Problem: Look through the records below and collect all lines that hold the string "document".

Information shown:
## BEGIN

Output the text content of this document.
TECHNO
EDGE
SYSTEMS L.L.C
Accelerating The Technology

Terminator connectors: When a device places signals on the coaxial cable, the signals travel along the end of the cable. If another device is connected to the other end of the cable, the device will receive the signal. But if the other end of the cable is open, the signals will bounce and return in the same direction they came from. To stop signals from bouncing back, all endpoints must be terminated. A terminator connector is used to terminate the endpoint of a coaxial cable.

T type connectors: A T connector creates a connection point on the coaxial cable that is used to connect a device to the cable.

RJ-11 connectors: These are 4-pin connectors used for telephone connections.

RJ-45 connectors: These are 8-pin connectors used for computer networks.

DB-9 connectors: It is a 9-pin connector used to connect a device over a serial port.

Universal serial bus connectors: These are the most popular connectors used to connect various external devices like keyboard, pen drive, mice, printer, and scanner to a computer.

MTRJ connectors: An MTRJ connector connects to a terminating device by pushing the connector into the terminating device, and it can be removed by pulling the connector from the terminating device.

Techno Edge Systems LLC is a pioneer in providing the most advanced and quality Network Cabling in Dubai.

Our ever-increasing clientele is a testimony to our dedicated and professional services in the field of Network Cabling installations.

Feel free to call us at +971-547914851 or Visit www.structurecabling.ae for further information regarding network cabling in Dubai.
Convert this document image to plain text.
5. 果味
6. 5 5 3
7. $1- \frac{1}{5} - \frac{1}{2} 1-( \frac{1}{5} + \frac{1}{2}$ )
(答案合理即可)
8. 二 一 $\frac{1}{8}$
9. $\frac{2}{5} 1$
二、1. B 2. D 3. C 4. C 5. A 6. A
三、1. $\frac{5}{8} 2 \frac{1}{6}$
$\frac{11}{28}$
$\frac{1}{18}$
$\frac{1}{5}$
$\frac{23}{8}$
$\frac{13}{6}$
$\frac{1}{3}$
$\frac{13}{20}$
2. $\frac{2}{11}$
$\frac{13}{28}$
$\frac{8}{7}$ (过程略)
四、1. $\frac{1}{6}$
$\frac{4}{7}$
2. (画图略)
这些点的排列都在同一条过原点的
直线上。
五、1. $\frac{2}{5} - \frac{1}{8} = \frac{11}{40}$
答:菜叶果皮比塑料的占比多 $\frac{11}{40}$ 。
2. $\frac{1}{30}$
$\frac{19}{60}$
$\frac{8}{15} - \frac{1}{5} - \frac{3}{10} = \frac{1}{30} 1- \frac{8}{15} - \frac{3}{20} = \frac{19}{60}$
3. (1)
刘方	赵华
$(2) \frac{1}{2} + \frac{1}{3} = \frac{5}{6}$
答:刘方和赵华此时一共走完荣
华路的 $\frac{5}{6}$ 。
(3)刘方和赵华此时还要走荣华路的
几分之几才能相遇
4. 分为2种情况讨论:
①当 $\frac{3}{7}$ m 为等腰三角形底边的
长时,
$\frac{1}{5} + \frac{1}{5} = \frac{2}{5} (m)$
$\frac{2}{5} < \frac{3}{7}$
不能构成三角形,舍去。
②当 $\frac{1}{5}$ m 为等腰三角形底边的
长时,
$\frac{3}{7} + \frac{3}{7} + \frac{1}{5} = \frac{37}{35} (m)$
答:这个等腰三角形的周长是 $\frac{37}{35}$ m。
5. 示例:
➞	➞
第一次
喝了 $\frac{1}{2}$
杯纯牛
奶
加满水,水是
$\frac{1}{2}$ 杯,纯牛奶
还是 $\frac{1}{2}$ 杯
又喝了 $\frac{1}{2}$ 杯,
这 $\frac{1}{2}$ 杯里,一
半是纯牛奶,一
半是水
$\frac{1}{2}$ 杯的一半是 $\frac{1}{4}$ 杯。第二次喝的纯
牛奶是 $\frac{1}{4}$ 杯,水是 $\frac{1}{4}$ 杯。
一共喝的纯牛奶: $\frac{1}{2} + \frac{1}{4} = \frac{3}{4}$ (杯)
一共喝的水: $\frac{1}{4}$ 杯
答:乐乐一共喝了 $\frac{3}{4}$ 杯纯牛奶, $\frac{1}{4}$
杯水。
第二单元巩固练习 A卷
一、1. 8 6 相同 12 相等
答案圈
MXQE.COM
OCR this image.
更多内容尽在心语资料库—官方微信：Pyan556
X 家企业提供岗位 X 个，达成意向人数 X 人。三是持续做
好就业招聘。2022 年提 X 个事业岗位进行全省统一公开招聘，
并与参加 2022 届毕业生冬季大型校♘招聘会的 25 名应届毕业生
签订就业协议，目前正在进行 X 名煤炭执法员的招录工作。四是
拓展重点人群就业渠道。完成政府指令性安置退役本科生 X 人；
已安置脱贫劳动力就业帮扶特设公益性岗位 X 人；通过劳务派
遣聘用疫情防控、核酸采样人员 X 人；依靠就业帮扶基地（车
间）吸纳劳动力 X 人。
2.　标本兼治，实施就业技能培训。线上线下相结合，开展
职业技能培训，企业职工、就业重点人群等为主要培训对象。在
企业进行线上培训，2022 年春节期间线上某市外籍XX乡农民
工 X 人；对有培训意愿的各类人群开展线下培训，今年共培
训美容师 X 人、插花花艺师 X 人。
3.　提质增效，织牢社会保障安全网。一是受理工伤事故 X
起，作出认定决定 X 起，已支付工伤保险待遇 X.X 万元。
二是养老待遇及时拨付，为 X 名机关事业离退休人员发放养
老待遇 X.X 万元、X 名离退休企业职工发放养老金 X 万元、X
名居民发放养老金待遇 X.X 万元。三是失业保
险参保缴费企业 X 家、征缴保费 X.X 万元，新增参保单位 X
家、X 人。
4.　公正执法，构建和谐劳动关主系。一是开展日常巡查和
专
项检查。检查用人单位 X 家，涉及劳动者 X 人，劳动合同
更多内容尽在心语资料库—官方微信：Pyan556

## END

Solved problem:
Output the text content of this document.
Convert this document image to plain text.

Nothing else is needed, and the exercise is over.